- Work to complete -
Copy out all the data, word for word.
====== Data for this exercise ======
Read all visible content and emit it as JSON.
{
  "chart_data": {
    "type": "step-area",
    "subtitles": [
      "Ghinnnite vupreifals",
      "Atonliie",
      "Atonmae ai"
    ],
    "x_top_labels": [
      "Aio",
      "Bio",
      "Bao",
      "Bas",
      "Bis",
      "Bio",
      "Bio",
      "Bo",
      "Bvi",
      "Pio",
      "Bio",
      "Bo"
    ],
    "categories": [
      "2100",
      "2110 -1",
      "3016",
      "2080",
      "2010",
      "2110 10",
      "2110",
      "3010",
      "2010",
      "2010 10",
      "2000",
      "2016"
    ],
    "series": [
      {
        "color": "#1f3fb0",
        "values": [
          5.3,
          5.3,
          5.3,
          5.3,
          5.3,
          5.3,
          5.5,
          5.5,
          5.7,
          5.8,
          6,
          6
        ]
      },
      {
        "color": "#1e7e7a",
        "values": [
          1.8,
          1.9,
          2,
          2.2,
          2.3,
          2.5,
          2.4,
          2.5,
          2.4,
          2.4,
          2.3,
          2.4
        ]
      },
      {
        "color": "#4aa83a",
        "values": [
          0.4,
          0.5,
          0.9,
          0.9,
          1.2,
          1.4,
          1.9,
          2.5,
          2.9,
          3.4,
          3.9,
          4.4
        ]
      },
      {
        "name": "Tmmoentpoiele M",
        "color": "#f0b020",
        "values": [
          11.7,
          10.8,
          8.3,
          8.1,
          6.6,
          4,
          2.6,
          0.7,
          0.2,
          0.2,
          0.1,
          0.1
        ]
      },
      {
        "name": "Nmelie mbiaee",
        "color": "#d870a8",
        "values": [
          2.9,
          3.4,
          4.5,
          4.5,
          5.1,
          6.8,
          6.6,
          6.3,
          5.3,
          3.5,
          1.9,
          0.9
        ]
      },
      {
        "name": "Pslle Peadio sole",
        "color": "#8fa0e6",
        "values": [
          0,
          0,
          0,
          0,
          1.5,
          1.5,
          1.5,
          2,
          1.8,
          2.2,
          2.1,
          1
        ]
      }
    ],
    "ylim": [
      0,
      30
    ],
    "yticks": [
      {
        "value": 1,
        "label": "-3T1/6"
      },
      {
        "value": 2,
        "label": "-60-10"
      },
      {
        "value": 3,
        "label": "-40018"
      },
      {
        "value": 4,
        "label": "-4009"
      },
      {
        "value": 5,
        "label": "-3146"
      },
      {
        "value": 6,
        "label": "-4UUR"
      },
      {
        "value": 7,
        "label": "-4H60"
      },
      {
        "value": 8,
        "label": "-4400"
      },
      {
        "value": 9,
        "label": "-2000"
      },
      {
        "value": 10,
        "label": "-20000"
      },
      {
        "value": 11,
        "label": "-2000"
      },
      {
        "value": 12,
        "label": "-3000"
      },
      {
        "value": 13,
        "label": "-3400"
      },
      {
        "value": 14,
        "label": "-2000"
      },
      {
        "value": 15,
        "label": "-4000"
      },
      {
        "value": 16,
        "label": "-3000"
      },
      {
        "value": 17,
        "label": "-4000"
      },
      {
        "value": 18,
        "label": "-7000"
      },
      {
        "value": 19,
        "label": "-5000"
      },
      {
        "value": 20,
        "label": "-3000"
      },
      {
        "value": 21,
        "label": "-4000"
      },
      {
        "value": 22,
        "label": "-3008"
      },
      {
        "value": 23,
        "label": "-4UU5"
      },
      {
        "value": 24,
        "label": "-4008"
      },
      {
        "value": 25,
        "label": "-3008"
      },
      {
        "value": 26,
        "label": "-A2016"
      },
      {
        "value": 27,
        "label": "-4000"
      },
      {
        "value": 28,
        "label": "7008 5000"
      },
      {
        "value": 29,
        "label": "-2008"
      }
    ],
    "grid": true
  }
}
======
- Worked answer -
Read all visible content and emit it as JSON.
{
  "chart_data": {
    "type": "step-area",
    "subtitles": [
      "Ghinnnite vupreifals",
      "Atonliie",
      "Atonmae ai"
    ],
    "x_top_labels": [
      "Aio",
      "Bio",
      "Bao",
      "Bas",
      "Bis",
      "Bio",
      "Bio",
      "Bo",
      "Bvi",
      "Pio",
      "Bio",
      "Bo"
    ],
    "categories": [
      "2100",
      "2110 -1",
      "3016",
      "2080",
      "2010",
      "2110 10",
      "2110",
      "3010",
      "2010",
      "2010 10",
      "2000",
      "2016"
    ],
    "series": [
      {
        "color": "#1f3fb0",
        "values": [
          5.3,
          5.3,
          5.3,
          5.3,
          5.3,
          5.3,
          5.5,
          5.5,
          5.7,
          5.8,
          6,
          6
        ]
      },
      {
        "color": "#1e7e7a",
        "values": [
          1.8,
          1.9,
          2,
          2.2,
          2.3,
          2.5,
          2.4,
          2.5,
          2.4,
          2.4,
          2.3,
          2.4
        ]
      },
      {
        "color": "#4aa83a",
        "values": [
          0.4,
          0.5,
          0.9,
          0.9,
          1.2,
          1.4,
          1.9,
          2.5,
          2.9,
          3.4,
          3.9,
          4.4
        ]
      },
      {
        "name": "Tmmoentpoiele M",
        "color": "#f0b020",
        "values": [
          11.7,
          10.8,
          8.3,
          8.1,
          6.6,
          4,
          2.6,
          0.7,
          0.2,
          0.2,
          0.1,
          0.1
        ]
      },
      {
        "name": "Nmelie mbiaee",
        "color": "#d870a8",
        "values": [
          2.9,
          3.4,
          4.5,
          4.5,
          5.1,
          6.8,
          6.6,
          6.3,
          5.3,
          3.5,
          1.9,
          0.9
        ]
      },
      {
        "name": "Pslle Peadio sole",
        "color": "#8fa0e6",
        "values": [
          0,
          0,
          0,
          0,
          1.5,
          1.5,
          1.5,
          2,
          1.8,
          2.2,
          2.1,
          1
        ]
      }
    ],
    "ylim": [
      0,
      30
    ],
    "yticks": [
      {
        "value": 1,
        "label": "-3T1/6"
      },
      {
        "value": 2,
        "label": "-60-10"
      },
      {
        "value": 3,
        "label": "-40018"
      },
      {
        "value": 4,
        "label": "-4009"
      },
      {
        "value": 5,
        "label": "-3146"
      },
      {
        "value": 6,
        "label": "-4UUR"
      },
      {
        "value": 7,
        "label": "-4H60"
      },
      {
        "value": 8,
        "label": "-4400"
      },
      {
        "value": 9,
        "label": "-2000"
      },
      {
        "value": 10,
        "label": "-20000"
      },
      {
        "value": 11,
        "label": "-2000"
      },
      {
        "value": 12,
        "label": "-3000"
      },
      {
        "value": 13,
        "label": "-3400"
      },
      {
        "value": 14,
        "label": "-2000"
      },
      {
        "value": 15,
        "label": "-4000"
      },
      {
        "value": 16,
        "label": "-3000"
      },
      {
        "value": 17,
        "label": "-4000"
      },
      {
        "value": 18,
        "label": "-7000"
      },
      {
        "value": 19,
        "label": "-5000"
      },
      {
        "value": 20,
        "label": "-3000"
      },
      {
        "value": 21,
        "label": "-4000"
      },
      {
        "value": 22,
        "label": "-3008"
      },
      {
        "value": 23,
        "label": "-4UU5"
      },
      {
        "value": 24,
        "label": "-4008"
      },
      {
        "value": 25,
        "label": "-3008"
      },
      {
        "value": 26,
        "label": "-A2016"
      },
      {
        "value": 27,
        "label": "-4000"
      },
      {
        "value": 28,
        "label": "7008 5000"
      },
      {
        "value": 29,
        "label": "-2008"
      }
    ],
    "grid": true
  }
}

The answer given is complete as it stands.